WORK REQUIRED:
Retype each record shown below, leaving every character as it is.

....

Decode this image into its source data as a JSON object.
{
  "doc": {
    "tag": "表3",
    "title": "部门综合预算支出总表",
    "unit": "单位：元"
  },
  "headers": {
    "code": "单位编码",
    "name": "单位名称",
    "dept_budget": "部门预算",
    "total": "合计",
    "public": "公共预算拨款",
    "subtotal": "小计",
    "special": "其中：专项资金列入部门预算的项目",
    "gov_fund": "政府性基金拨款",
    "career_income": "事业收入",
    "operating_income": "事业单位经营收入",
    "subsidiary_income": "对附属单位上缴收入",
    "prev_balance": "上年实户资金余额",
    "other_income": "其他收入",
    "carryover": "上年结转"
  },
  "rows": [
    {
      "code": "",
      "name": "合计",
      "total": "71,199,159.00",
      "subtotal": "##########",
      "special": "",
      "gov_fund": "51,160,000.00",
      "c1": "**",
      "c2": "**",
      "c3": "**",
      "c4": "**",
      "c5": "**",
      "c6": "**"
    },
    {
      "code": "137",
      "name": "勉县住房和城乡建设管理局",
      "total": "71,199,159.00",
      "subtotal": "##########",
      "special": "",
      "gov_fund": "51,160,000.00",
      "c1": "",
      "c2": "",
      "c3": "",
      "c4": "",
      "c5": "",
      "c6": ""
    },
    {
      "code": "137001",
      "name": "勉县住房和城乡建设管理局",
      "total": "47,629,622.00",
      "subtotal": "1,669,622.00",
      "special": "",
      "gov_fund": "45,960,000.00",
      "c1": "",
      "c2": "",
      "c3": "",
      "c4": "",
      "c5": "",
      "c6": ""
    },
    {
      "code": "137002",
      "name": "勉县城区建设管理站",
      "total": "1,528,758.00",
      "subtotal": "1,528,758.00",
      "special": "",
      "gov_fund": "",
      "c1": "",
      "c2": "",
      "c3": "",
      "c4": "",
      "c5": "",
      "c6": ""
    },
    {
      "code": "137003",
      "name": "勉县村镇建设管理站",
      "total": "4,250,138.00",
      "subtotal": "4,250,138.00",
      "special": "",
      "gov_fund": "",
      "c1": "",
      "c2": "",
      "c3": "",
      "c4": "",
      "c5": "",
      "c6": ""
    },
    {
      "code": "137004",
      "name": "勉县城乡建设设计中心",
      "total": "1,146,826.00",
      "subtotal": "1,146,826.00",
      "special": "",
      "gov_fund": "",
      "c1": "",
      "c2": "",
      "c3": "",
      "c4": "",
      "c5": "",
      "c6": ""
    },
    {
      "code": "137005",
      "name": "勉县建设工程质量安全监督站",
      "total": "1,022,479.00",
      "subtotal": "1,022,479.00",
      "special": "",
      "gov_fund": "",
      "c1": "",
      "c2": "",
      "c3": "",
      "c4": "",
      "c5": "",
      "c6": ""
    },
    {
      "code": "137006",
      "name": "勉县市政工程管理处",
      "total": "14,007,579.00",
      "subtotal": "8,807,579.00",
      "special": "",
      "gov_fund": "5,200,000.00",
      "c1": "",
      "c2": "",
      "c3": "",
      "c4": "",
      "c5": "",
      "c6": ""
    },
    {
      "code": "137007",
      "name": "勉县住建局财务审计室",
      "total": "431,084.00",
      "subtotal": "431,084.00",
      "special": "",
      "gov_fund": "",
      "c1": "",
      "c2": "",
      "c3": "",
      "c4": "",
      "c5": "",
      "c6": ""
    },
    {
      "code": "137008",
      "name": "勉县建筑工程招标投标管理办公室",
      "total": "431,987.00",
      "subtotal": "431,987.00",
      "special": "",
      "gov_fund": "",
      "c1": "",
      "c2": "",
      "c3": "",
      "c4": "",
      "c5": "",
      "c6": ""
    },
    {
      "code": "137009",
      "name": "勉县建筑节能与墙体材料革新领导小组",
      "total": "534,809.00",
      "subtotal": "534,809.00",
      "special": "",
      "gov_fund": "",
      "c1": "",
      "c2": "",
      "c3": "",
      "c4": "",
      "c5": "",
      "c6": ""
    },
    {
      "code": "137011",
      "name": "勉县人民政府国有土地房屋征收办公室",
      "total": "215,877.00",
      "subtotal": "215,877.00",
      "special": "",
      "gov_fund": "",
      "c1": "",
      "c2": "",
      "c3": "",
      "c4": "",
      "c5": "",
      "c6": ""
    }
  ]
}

....

REPLY:
Decode this image into its source data as a JSON object.
{
  "doc": {
    "tag": "表3",
    "title": "部门综合预算支出总表",
    "unit": "单位：元"
  },
  "headers": {
    "code": "单位编码",
    "name": "单位名称",
    "dept_budget": "部门预算",
    "total": "合计",
    "public": "公共预算拨款",
    "subtotal": "小计",
    "special": "其中：专项资金列入部门预算的项目",
    "gov_fund": "政府性基金拨款",
    "career_income": "事业收入",
    "operating_income": "事业单位经营收入",
    "subsidiary_income": "对附属单位上缴收入",
    "prev_balance": "上年实户资金余额",
    "other_income": "其他收入",
    "carryover": "上年结转"
  },
  "rows": [
    {
      "code": "",
      "name": "合计",
      "total": "71,199,159.00",
      "subtotal": "##########",
      "special": "",
      "gov_fund": "51,160,000.00",
      "c1": "**",
      "c2": "**",
      "c3": "**",
      "c4": "**",
      "c5": "**",
      "c6": "**"
    },
    {
      "code": "137",
      "name": "勉县住房和城乡建设管理局",
      "total": "71,199,159.00",
      "subtotal": "##########",
      "special": "",
      "gov_fund": "51,160,000.00",
      "c1": "",
      "c2": "",
      "c3": "",
      "c4": "",
      "c5": "",
      "c6": ""
    },
    {
      "code": "137001",
      "name": "勉县住房和城乡建设管理局",
      "total": "47,629,622.00",
      "subtotal": "1,669,622.00",
      "special": "",
      "gov_fund": "45,960,000.00",
      "c1": "",
      "c2": "",
      "c3": "",
      "c4": "",
      "c5": "",
      "c6": ""
    },
    {
      "code": "137002",
      "name": "勉县城区建设管理站",
      "total": "1,528,758.00",
      "subtotal": "1,528,758.00",
      "special": "",
      "gov_fund": "",
      "c1": "",
      "c2": "",
      "c3": "",
      "c4": "",
      "c5": "",
      "c6": ""
    },
    {
      "code": "137003",
      "name": "勉县村镇建设管理站",
      "total": "4,250,138.00",
      "subtotal": "4,250,138.00",
      "special": "",
      "gov_fund": "",
      "c1": "",
      "c2": "",
      "c3": "",
      "c4": "",
      "c5": "",
      "c6": ""
    },
    {
      "code": "137004",
      "name": "勉县城乡建设设计中心",
      "total": "1,146,826.00",
      "subtotal": "1,146,826.00",
      "special": "",
      "gov_fund": "",
      "c1": "",
      "c2": "",
      "c3": "",
      "c4": "",
      "c5": "",
      "c6": ""
    },
    {
      "code": "137005",
      "name": "勉县建设工程质量安全监督站",
      "total": "1,022,479.00",
      "subtotal": "1,022,479.00",
      "special": "",
      "gov_fund": "",
      "c1": "",
      "c2": "",
      "c3": "",
      "c4": "",
      "c5": "",
      "c6": ""
    },
    {
      "code": "137006",
      "name": "勉县市政工程管理处",
      "total": "14,007,579.00",
      "subtotal": "8,807,579.00",
      "special": "",
      "gov_fund": "5,200,000.00",
      "c1": "",
      "c2": "",
      "c3": "",
      "c4": "",
      "c5": "",
      "c6": ""
    },
    {
      "code": "137007",
      "name": "勉县住建局财务审计室",
      "total": "431,084.00",
      "subtotal": "431,084.00",
      "special": "",
      "gov_fund": "",
      "c1": "",
      "c2": "",
      "c3": "",
      "c4": "",
      "c5": "",
      "c6": ""
    },
    {
      "code": "137008",
      "name": "勉县建筑工程招标投标管理办公室",
      "total": "431,987.00",
      "subtotal": "431,987.00",
      "special": "",
      "gov_fund": "",
      "c1": "",
      "c2": "",
      "c3": "",
      "c4": "",
      "c5": "",
      "c6": ""
    },
    {
      "code": "137009",
      "name": "勉县建筑节能与墙体材料革新领导小组",
      "total": "534,809.00",
      "subtotal": "534,809.00",
      "special": "",
      "gov_fund": "",
      "c1": "",
      "c2": "",
      "c3": "",
      "c4": "",
      "c5": "",
      "c6": ""
    },
    {
      "code": "137011",
      "name": "勉县人民政府国有土地房屋征收办公室",
      "total": "215,877.00",
      "subtotal": "215,877.00",
      "special": "",
      "gov_fund": "",
      "c1": "",
      "c2": "",
      "c3": "",
      "c4": "",
      "c5": "",
      "c6": ""
    }
  ]
}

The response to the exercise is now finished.